Exercise brief =
Pull out every line below that holds the word "noise".

Source records =

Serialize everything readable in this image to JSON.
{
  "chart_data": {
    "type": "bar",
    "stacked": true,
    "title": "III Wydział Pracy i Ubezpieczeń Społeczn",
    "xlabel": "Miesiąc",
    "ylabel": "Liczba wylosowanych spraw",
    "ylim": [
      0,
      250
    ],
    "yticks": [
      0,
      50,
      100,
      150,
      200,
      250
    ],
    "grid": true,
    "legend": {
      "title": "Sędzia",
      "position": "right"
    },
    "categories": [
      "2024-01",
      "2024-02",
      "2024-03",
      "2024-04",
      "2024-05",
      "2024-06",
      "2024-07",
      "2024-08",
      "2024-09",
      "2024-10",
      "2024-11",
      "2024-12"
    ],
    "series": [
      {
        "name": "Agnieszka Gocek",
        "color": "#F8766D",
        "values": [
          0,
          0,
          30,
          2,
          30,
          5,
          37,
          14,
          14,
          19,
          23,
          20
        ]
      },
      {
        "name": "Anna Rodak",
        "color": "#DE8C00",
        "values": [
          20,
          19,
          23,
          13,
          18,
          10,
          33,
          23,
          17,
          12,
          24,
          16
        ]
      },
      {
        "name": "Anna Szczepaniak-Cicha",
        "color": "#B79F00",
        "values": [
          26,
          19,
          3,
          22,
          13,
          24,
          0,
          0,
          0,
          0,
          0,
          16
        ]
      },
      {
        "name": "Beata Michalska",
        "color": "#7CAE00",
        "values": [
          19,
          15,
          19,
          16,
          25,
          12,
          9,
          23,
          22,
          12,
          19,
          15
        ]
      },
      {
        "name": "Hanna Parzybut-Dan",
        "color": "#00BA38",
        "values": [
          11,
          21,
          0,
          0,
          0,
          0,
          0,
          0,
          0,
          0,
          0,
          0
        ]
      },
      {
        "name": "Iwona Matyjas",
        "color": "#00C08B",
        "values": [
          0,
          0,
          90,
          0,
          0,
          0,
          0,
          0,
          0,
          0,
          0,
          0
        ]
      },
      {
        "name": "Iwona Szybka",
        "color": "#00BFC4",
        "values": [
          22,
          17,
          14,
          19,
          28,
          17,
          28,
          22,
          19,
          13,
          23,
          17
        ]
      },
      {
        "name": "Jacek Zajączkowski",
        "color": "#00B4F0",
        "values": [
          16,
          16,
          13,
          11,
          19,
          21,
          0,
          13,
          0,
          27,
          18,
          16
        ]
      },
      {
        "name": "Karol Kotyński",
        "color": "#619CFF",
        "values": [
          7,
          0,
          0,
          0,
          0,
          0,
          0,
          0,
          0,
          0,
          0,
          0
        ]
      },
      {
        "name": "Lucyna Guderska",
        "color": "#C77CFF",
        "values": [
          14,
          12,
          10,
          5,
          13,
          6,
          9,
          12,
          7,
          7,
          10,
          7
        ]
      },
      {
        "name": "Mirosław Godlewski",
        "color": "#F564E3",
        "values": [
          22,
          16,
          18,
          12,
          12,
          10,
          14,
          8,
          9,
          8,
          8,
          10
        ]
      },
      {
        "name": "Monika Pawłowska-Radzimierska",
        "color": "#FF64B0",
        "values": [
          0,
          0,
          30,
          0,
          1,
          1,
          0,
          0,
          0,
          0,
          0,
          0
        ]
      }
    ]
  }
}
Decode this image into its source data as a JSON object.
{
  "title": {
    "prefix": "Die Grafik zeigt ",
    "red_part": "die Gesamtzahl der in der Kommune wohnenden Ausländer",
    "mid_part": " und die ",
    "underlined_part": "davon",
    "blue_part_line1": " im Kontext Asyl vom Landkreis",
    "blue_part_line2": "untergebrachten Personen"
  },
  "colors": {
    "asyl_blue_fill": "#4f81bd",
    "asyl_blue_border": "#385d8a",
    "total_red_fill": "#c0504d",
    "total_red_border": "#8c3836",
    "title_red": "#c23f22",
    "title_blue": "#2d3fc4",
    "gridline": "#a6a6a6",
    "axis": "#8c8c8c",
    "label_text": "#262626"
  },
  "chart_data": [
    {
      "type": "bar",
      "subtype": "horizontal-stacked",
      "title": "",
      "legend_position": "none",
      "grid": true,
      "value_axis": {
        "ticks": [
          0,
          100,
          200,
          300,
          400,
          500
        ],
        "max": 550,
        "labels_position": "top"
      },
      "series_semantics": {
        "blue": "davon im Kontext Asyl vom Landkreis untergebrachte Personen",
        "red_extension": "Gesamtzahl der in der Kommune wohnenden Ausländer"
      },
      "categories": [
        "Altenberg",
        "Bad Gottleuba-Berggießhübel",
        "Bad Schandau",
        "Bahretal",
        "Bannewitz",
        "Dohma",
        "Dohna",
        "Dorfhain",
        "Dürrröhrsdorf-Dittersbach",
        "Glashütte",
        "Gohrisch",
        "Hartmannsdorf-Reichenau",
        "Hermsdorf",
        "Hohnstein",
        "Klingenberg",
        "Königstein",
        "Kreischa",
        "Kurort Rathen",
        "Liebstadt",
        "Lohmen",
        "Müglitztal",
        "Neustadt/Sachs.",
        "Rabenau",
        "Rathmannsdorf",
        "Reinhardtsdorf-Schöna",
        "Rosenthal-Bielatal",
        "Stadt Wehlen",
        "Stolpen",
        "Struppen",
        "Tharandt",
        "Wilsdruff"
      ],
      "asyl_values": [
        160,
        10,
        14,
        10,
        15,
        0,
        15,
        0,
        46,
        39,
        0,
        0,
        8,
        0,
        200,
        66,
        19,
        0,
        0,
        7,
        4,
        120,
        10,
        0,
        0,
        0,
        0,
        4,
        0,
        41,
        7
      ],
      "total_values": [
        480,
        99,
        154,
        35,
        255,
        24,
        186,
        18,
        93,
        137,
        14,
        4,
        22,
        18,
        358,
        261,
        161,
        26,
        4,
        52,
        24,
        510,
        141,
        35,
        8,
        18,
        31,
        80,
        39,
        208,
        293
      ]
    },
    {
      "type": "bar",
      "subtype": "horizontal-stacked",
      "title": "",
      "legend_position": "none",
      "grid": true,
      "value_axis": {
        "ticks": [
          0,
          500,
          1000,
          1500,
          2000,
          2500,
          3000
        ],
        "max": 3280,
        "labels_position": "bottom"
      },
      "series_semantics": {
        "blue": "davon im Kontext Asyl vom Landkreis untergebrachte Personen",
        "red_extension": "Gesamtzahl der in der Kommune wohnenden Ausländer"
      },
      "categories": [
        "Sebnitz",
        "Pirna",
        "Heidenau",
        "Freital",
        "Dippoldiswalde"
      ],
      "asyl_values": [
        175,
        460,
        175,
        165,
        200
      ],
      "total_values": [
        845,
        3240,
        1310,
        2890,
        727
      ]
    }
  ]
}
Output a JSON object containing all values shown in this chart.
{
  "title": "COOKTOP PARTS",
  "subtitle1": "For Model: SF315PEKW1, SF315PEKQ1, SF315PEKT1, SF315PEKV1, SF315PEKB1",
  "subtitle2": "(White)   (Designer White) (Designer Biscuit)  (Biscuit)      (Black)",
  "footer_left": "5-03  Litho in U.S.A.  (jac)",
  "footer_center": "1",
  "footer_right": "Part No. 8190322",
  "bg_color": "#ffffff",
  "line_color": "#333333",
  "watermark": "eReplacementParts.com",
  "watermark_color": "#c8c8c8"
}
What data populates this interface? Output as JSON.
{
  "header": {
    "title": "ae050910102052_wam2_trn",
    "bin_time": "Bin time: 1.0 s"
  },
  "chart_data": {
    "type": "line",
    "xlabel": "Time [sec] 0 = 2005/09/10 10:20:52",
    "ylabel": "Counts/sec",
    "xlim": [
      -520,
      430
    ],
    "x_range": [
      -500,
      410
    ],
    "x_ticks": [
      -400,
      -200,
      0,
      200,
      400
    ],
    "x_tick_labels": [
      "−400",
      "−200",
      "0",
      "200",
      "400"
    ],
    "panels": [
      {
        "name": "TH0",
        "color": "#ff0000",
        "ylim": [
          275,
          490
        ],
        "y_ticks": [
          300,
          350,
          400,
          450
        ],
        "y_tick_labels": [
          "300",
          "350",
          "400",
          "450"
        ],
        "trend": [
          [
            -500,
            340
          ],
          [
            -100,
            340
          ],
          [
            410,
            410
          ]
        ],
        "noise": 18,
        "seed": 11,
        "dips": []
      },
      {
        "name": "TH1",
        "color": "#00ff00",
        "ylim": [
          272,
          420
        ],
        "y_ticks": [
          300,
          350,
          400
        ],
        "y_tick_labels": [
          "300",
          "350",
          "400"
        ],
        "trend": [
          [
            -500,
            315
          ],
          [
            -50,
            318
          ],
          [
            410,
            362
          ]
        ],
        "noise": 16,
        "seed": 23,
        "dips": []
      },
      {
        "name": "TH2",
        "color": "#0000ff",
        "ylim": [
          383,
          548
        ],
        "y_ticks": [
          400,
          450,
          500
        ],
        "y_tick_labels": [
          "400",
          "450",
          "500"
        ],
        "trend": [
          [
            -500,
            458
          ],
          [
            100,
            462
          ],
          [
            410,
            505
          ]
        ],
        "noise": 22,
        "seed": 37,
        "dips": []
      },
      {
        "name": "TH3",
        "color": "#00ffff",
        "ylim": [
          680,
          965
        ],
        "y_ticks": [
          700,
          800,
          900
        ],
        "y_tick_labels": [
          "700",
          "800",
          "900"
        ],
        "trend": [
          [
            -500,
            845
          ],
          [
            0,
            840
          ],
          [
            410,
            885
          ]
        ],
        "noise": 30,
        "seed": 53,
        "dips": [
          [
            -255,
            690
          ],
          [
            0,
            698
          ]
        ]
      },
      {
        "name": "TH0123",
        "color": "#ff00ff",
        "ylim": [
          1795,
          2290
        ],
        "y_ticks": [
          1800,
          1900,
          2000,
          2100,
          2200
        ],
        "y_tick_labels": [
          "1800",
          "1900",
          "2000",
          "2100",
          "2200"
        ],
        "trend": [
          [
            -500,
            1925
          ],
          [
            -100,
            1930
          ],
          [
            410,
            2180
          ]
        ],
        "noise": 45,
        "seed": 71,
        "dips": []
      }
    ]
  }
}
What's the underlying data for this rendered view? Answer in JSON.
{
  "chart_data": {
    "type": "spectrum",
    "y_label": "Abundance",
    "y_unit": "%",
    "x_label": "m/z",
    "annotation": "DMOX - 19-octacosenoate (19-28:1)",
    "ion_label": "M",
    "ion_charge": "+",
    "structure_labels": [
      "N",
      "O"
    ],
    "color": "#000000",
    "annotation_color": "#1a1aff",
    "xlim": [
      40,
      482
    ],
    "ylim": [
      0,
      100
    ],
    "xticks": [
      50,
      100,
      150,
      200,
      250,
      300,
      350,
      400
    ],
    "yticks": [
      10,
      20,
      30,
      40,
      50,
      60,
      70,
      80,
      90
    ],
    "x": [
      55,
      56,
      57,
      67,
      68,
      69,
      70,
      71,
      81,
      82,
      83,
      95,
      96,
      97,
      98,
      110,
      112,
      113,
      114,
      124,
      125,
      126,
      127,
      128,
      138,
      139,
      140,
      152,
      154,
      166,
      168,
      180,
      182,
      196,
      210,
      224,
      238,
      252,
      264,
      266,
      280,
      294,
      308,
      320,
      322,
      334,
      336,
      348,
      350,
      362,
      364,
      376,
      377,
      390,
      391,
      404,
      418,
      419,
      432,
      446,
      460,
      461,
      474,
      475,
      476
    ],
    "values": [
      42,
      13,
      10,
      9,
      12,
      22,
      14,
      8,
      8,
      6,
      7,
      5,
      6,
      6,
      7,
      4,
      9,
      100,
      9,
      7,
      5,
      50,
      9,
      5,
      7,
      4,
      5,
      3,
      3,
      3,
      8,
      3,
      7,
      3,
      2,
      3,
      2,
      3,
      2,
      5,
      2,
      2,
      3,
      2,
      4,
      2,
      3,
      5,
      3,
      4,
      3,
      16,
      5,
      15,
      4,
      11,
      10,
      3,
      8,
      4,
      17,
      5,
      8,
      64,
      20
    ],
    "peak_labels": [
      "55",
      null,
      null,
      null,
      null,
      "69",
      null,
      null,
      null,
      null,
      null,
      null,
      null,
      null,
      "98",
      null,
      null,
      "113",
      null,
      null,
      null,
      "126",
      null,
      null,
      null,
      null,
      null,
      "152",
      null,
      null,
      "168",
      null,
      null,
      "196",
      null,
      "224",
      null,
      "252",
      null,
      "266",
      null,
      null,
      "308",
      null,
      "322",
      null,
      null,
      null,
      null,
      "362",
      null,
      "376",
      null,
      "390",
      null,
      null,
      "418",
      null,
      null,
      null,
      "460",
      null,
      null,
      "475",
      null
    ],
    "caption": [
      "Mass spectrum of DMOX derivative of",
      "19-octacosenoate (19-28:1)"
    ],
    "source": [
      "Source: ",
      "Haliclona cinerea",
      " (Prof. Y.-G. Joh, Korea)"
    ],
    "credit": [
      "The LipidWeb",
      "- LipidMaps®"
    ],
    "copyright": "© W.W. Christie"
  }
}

Written response =
        "noise": 18,
        "noise": 16,
        "noise": 22,
        "noise": 30,
        "noise": 45,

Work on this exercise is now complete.